_Exercise prompt:_
Collect all lines from the records below that include the word "name".

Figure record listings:
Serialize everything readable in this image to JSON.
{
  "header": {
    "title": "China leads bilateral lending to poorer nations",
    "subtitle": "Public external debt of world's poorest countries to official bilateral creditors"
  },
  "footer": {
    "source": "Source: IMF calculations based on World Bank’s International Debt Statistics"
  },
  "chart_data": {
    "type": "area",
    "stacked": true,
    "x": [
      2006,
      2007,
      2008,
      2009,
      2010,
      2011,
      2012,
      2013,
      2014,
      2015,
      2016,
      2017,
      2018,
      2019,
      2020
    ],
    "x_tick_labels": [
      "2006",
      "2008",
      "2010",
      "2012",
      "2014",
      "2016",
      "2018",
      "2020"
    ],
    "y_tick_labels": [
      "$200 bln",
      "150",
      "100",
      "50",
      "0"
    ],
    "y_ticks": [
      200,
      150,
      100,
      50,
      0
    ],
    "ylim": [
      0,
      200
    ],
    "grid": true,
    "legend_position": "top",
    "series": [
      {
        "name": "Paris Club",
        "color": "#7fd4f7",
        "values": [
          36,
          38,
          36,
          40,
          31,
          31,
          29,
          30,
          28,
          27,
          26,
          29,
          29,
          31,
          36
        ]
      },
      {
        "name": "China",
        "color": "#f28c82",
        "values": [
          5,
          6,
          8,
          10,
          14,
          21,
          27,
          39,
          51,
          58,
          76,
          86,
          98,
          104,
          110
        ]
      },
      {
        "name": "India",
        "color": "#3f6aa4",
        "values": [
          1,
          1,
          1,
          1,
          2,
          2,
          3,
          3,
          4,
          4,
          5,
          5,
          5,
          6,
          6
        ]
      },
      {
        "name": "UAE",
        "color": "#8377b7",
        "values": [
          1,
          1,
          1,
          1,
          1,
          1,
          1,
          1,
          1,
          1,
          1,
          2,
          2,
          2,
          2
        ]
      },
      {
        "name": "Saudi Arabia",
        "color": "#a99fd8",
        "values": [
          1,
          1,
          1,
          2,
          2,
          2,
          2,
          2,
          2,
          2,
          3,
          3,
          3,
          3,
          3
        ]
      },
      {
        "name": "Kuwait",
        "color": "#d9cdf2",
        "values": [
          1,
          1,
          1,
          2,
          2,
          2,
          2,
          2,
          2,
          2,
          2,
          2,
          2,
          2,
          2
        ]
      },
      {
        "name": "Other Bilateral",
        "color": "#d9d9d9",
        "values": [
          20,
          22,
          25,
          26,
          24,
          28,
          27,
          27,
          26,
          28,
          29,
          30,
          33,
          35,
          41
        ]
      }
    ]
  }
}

...

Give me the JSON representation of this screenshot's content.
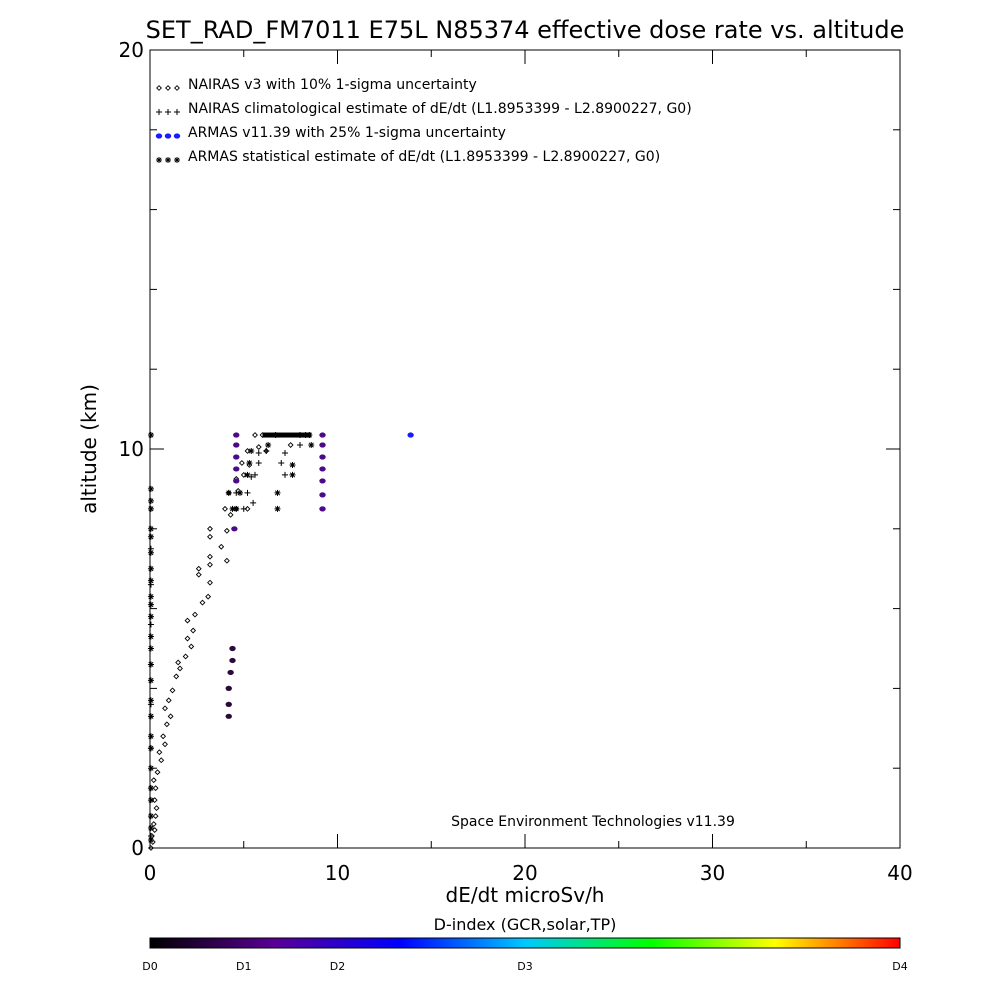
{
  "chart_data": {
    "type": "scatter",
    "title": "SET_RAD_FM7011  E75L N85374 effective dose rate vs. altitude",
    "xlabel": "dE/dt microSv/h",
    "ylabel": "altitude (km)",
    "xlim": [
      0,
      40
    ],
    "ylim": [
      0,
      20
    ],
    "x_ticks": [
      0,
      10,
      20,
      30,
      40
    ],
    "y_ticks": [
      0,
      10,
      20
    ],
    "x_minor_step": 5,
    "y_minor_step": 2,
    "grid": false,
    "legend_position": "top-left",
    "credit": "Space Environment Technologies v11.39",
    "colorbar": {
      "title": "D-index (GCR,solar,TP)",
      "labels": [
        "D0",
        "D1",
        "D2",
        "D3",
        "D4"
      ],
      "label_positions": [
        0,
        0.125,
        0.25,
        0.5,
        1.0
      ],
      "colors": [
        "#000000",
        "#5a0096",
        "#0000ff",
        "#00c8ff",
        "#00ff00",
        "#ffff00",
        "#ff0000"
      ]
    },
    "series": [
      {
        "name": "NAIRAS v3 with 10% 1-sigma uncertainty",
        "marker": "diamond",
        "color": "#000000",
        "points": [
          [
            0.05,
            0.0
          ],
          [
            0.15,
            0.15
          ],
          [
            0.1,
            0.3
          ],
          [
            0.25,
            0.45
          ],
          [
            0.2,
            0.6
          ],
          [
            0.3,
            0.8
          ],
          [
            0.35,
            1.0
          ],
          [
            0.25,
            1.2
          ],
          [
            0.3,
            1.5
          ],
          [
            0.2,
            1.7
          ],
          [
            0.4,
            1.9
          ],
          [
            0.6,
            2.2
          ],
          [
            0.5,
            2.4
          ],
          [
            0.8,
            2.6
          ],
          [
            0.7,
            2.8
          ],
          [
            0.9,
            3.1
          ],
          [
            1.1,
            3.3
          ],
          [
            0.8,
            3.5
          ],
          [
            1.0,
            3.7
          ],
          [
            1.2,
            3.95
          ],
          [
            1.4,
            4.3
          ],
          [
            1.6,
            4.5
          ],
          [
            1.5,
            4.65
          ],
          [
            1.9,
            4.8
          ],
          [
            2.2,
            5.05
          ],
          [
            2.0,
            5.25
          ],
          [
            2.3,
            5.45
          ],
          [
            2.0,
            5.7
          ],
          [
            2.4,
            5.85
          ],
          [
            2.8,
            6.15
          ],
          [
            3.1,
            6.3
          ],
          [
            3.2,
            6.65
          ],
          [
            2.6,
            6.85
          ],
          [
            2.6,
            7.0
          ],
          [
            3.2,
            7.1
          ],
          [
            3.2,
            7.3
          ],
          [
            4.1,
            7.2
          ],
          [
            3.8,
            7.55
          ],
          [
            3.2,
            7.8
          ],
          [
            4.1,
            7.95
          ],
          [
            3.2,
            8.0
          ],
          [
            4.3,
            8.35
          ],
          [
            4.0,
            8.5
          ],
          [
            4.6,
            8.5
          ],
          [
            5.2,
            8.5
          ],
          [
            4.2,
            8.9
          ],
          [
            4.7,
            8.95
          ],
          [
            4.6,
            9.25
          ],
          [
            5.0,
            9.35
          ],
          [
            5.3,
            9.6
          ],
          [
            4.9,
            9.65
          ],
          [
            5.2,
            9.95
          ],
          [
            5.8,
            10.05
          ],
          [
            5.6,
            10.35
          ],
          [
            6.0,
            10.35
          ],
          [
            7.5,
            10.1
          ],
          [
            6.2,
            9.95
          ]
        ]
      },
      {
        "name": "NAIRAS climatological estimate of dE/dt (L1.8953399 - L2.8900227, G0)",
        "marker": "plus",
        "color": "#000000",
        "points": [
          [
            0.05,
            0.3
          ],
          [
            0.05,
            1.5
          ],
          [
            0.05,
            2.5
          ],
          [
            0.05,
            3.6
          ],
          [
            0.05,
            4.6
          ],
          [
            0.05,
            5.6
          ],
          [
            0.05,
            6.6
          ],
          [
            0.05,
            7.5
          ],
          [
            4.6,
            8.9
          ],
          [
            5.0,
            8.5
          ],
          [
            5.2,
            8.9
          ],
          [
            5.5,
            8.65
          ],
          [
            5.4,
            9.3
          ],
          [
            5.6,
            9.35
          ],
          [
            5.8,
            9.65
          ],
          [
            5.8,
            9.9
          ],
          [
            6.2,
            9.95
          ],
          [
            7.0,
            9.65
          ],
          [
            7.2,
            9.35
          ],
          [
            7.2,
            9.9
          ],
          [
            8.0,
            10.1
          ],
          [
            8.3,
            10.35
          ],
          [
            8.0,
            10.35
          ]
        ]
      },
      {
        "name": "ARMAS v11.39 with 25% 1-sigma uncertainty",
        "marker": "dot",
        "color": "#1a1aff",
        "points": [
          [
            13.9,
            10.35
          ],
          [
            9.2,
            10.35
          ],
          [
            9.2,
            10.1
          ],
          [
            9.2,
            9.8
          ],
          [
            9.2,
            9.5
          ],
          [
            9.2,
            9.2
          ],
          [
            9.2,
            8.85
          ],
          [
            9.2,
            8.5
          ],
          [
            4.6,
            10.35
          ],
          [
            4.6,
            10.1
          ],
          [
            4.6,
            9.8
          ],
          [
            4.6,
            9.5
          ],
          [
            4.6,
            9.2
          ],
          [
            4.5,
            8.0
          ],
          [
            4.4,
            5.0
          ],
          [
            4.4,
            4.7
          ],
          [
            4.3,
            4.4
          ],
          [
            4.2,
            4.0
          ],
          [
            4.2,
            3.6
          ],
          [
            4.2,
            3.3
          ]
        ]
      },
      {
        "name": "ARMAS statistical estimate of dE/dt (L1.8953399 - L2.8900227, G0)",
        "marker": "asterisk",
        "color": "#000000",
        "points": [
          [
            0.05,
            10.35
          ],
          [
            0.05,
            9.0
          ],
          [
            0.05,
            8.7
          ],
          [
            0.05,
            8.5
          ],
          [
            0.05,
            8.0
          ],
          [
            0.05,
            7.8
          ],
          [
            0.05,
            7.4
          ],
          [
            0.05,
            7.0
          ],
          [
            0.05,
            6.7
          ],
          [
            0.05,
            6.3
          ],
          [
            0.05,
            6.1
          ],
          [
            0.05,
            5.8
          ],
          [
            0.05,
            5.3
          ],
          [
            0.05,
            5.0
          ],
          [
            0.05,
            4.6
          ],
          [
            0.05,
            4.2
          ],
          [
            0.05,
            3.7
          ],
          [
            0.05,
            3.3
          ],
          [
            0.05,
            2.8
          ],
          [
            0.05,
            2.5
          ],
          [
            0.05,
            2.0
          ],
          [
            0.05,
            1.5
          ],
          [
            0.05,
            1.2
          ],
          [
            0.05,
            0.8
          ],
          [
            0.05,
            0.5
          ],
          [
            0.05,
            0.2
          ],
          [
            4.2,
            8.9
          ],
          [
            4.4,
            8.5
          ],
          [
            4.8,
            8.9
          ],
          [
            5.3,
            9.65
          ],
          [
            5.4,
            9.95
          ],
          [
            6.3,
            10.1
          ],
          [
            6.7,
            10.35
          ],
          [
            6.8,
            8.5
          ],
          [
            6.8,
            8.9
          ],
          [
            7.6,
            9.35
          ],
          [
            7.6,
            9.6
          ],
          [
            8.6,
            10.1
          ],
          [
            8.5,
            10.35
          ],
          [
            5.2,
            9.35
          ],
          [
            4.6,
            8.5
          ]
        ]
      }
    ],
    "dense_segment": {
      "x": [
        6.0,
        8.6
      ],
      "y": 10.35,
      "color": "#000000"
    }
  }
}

--

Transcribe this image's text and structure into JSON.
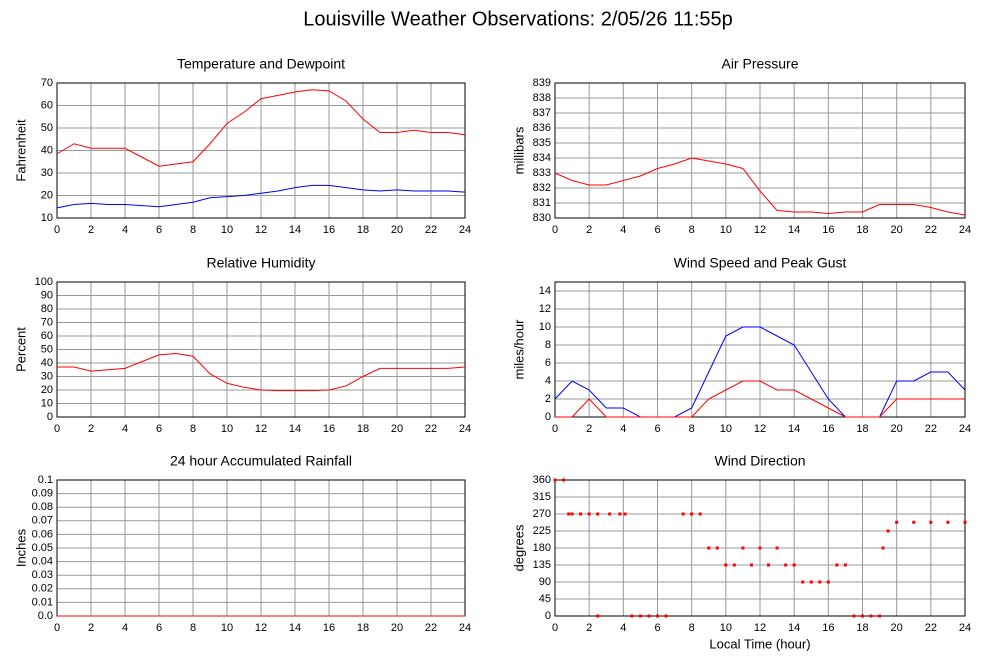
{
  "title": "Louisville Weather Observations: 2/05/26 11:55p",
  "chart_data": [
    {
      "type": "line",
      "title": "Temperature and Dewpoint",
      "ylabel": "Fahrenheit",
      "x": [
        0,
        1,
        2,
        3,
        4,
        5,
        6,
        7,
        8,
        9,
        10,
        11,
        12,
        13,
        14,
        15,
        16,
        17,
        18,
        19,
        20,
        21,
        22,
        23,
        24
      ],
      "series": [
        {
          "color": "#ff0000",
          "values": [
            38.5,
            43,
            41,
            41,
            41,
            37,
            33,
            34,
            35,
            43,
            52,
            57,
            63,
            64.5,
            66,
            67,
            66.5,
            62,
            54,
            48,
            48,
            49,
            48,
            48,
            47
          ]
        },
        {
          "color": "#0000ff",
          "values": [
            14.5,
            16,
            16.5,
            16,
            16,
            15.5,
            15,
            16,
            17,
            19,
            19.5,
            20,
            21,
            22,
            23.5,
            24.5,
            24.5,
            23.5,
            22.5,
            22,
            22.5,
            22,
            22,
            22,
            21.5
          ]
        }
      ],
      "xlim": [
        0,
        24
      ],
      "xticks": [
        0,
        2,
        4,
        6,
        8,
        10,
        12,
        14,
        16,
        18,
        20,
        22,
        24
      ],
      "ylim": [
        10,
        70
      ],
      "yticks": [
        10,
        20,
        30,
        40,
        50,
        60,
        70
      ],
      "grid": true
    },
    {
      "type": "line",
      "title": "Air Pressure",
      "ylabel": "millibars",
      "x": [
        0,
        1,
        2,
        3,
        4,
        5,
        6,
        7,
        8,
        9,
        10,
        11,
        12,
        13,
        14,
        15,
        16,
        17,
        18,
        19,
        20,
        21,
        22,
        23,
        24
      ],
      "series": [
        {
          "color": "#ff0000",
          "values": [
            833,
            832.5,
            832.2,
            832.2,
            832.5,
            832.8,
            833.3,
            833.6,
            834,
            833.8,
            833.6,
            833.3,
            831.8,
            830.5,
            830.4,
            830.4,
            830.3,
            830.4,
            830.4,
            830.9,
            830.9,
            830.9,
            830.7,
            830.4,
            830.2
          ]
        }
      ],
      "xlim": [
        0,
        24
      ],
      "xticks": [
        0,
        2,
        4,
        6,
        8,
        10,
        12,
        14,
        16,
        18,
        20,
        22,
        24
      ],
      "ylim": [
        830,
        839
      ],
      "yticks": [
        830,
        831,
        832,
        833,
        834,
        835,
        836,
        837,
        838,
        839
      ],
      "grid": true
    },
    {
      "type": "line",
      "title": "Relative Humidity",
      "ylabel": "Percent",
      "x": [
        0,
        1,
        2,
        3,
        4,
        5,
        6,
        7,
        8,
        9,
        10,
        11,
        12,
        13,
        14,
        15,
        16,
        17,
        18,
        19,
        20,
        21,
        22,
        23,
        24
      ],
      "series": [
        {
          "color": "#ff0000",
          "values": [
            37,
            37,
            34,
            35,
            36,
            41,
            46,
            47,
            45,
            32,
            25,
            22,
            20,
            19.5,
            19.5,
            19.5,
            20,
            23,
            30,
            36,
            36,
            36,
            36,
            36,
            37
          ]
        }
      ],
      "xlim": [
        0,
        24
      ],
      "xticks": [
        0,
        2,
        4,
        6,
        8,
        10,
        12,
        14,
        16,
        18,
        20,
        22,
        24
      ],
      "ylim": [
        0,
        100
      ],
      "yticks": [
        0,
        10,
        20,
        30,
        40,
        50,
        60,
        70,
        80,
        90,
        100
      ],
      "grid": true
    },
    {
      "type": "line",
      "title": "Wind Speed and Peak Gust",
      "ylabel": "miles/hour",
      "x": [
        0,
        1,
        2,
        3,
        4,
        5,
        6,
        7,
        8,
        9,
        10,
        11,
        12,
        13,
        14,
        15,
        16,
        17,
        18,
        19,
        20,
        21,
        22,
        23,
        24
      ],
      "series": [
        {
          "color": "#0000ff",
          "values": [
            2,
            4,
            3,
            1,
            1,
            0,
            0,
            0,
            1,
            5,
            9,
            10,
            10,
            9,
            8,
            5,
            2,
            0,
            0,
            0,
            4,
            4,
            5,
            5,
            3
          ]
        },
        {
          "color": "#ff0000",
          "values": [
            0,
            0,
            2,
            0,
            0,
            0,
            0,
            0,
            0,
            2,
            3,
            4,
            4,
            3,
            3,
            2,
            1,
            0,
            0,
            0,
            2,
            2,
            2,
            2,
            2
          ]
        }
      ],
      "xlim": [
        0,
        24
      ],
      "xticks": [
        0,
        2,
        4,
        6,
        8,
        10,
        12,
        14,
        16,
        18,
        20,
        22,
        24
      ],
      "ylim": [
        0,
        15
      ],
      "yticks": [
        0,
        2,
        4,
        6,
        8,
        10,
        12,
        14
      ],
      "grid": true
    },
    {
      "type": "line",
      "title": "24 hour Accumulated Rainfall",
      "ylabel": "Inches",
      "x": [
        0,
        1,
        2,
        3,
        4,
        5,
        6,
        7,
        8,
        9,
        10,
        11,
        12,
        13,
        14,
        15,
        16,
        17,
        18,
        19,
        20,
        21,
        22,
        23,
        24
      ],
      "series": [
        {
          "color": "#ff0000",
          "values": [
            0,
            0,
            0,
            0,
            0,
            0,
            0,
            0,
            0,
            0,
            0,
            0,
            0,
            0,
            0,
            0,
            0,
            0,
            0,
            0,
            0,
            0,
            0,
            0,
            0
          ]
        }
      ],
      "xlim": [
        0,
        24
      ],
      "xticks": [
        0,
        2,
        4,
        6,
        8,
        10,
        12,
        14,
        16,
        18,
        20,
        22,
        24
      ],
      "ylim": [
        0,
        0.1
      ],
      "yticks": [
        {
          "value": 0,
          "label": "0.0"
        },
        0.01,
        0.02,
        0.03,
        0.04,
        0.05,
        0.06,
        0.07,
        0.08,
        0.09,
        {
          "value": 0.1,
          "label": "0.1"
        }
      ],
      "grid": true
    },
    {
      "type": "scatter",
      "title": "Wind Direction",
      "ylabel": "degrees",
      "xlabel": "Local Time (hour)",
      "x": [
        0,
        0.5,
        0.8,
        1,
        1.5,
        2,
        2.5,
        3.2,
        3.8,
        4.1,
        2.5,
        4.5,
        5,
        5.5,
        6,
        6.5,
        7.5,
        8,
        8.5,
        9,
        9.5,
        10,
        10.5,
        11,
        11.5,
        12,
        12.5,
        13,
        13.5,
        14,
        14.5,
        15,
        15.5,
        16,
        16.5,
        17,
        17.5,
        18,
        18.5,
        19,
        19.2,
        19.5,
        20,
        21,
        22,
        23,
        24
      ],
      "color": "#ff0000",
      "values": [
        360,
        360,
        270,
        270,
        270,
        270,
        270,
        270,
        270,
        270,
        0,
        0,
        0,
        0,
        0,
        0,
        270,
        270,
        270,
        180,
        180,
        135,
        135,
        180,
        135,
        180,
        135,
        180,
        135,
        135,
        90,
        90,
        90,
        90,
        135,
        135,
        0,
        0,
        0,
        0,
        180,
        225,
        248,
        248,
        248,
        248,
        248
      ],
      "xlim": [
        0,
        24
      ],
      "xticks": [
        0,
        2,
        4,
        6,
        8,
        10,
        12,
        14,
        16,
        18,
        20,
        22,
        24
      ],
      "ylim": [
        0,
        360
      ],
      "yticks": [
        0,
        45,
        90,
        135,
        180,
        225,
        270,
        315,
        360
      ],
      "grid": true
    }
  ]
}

_Solution for this exercise:_
        "name": "Paris Club",
        "name": "China",
        "name": "India",
        "name": "UAE",
        "name": "Saudi Arabia",
        "name": "Kuwait",
        "name": "Other Bilateral",
        "name": "NAIRAS v3 with 10% 1-sigma uncertainty",
        "name": "NAIRAS climatological estimate of dE/dt (L1.8953399 - L2.8900227, G0)",
        "name": "ARMAS v11.39 with 25% 1-sigma uncertainty",
        "name": "ARMAS statistical estimate of dE/dt (L1.8953399 - L2.8900227, G0)",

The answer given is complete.